### EXERCISE OBJECTIVE
Your job is to retype all of the data word for word, leaving every image out.

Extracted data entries
==*==
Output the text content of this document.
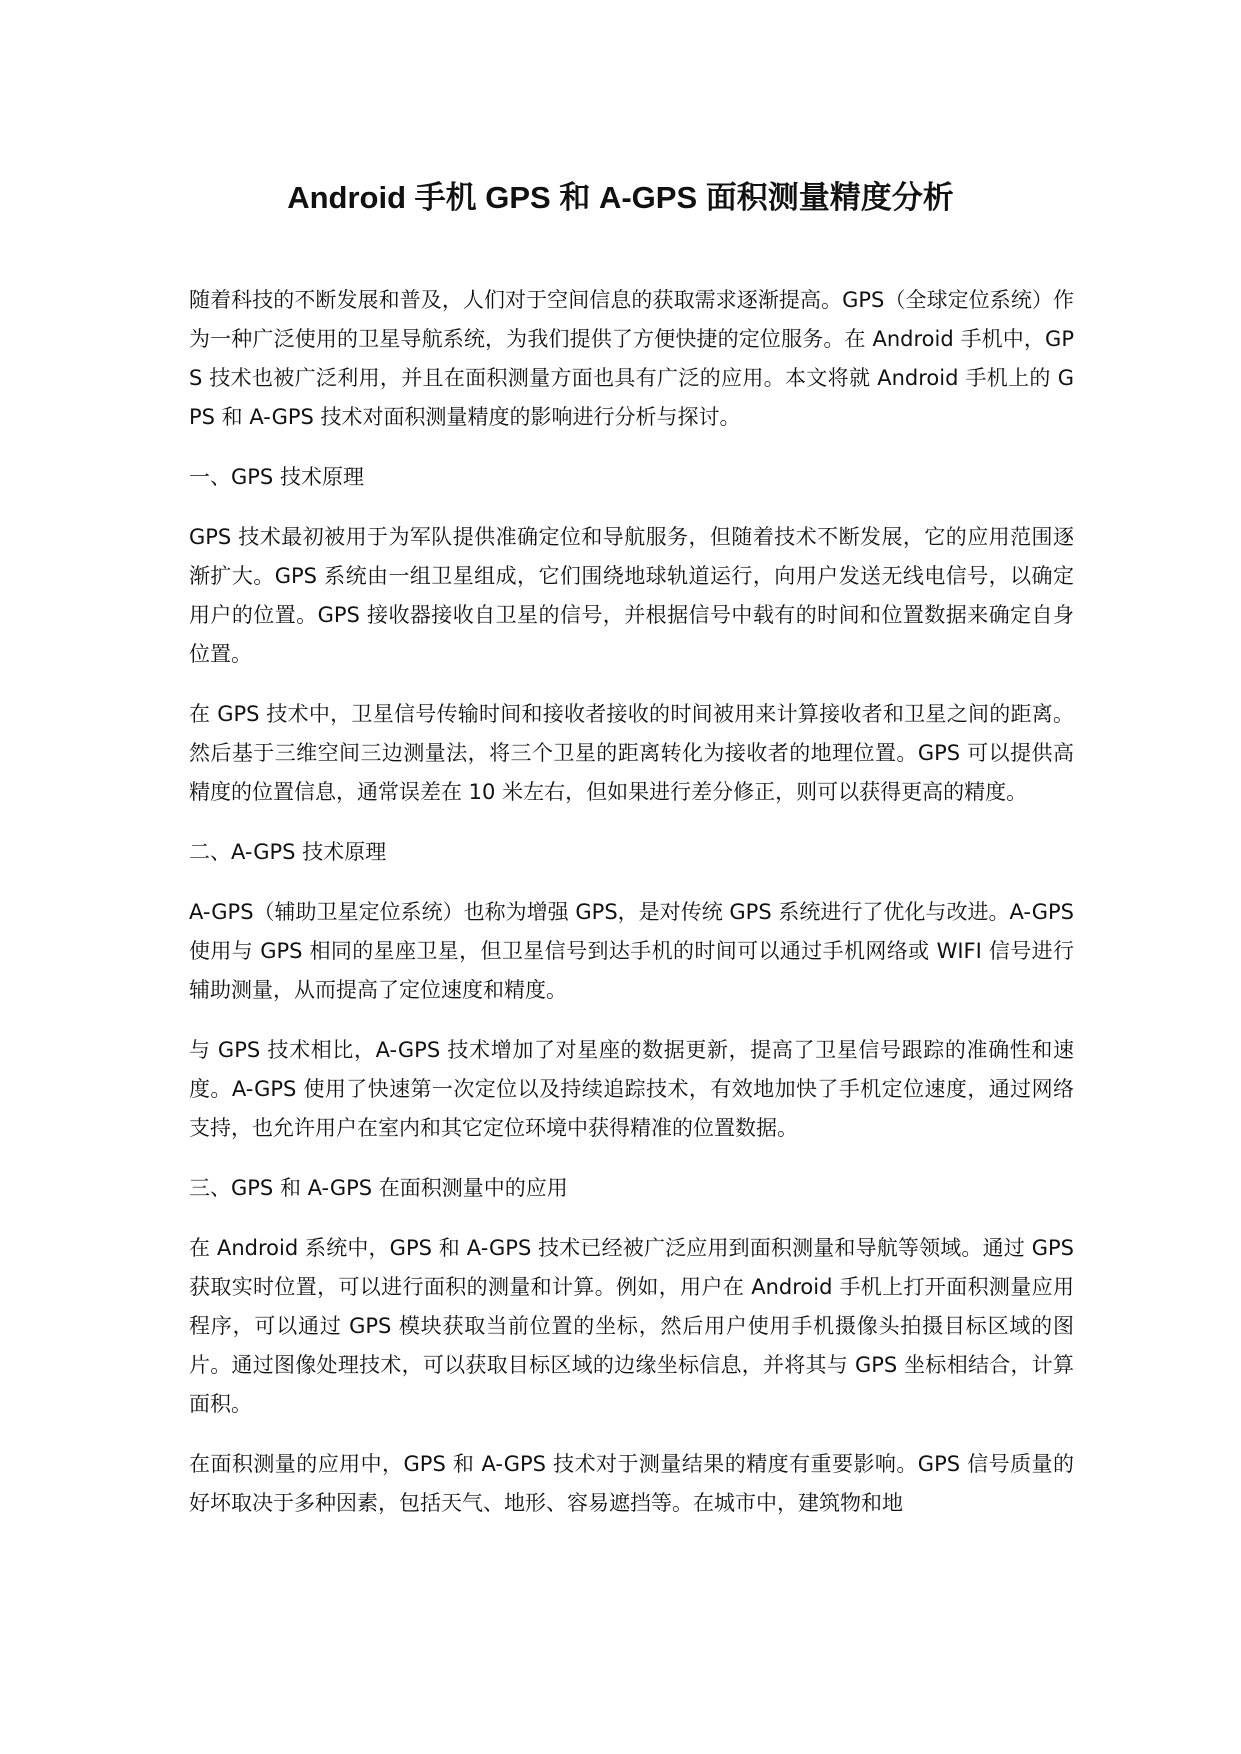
Android 手机 GPS 和 A-GPS 面积测量精度分析

随着科技的不断发展和普及，人们对于空间信息的获取需求逐渐提高。GPS（全球定位系统）作为一种广泛使用的卫星导航系统，为我们提供了方便快捷的定位服务。在 Android 手机中，GPS 技术也被广泛利用，并且在面积测量方面也具有广泛的应用。本文将就 Android 手机上的 GPS 和 A-GPS 技术对面积测量精度的影响进行分析与探讨。

一、GPS 技术原理

GPS 技术最初被用于为军队提供准确定位和导航服务，但随着技术不断发展，它的应用范围逐渐扩大。GPS 系统由一组卫星组成，它们围绕地球轨道运行，向用户发送无线电信号，以确定用户的位置。GPS 接收器接收自卫星的信号，并根据信号中载有的时间和位置数据来确定自身位置。

在 GPS 技术中，卫星信号传输时间和接收者接收的时间被用来计算接收者和卫星之间的距离。然后基于三维空间三边测量法，将三个卫星的距离转化为接收者的地理位置。GPS 可以提供高精度的位置信息，通常误差在 10 米左右，但如果进行差分修正，则可以获得更高的精度。

二、A-GPS 技术原理

A-GPS（辅助卫星定位系统）也称为增强 GPS，是对传统 GPS 系统进行了优化与改进。A-GPS 使用与 GPS 相同的星座卫星，但卫星信号到达手机的时间可以通过手机网络或 WIFI 信号进行辅助测量，从而提高了定位速度和精度。

与 GPS 技术相比，A-GPS 技术增加了对星座的数据更新，提高了卫星信号跟踪的准确性和速度。A-GPS 使用了快速第一次定位以及持续追踪技术，有效地加快了手机定位速度，通过网络支持，也允许用户在室内和其它定位环境中获得精准的位置数据。

三、GPS 和 A-GPS 在面积测量中的应用

在 Android 系统中，GPS 和 A-GPS 技术已经被广泛应用到面积测量和导航等领域。通过 GPS 获取实时位置，可以进行面积的测量和计算。例如，用户在 Android 手机上打开面积测量应用程序，可以通过 GPS 模块获取当前位置的坐标，然后用户使用手机摄像头拍摄目标区域的图片。通过图像处理技术，可以获取目标区域的边缘坐标信息，并将其与 GPS 坐标相结合，计算面积。

在面积测量的应用中，GPS 和 A-GPS 技术对于测量结果的精度有重要影响。GPS 信号质量的好坏取决于多种因素，包括天气、地形、容易遮挡等。在城市中，建筑物和地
==*==
### TASK RESULT
Output the text content of this document.
Android 手机 GPS 和 A-GPS 面积测量精度分析

随着科技的不断发展和普及，人们对于空间信息的获取需求逐渐提高。GPS（全球定位系统）作为一种广泛使用的卫星导航系统，为我们提供了方便快捷的定位服务。在 Android 手机中，GPS 技术也被广泛利用，并且在面积测量方面也具有广泛的应用。本文将就 Android 手机上的 GPS 和 A-GPS 技术对面积测量精度的影响进行分析与探讨。

一、GPS 技术原理

GPS 技术最初被用于为军队提供准确定位和导航服务，但随着技术不断发展，它的应用范围逐渐扩大。GPS 系统由一组卫星组成，它们围绕地球轨道运行，向用户发送无线电信号，以确定用户的位置。GPS 接收器接收自卫星的信号，并根据信号中载有的时间和位置数据来确定自身位置。

在 GPS 技术中，卫星信号传输时间和接收者接收的时间被用来计算接收者和卫星之间的距离。然后基于三维空间三边测量法，将三个卫星的距离转化为接收者的地理位置。GPS 可以提供高精度的位置信息，通常误差在 10 米左右，但如果进行差分修正，则可以获得更高的精度。

二、A-GPS 技术原理

A-GPS（辅助卫星定位系统）也称为增强 GPS，是对传统 GPS 系统进行了优化与改进。A-GPS 使用与 GPS 相同的星座卫星，但卫星信号到达手机的时间可以通过手机网络或 WIFI 信号进行辅助测量，从而提高了定位速度和精度。

与 GPS 技术相比，A-GPS 技术增加了对星座的数据更新，提高了卫星信号跟踪的准确性和速度。A-GPS 使用了快速第一次定位以及持续追踪技术，有效地加快了手机定位速度，通过网络支持，也允许用户在室内和其它定位环境中获得精准的位置数据。

三、GPS 和 A-GPS 在面积测量中的应用

在 Android 系统中，GPS 和 A-GPS 技术已经被广泛应用到面积测量和导航等领域。通过 GPS 获取实时位置，可以进行面积的测量和计算。例如，用户在 Android 手机上打开面积测量应用程序，可以通过 GPS 模块获取当前位置的坐标，然后用户使用手机摄像头拍摄目标区域的图片。通过图像处理技术，可以获取目标区域的边缘坐标信息，并将其与 GPS 坐标相结合，计算面积。

在面积测量的应用中，GPS 和 A-GPS 技术对于测量结果的精度有重要影响。GPS 信号质量的好坏取决于多种因素，包括天气、地形、容易遮挡等。在城市中，建筑物和地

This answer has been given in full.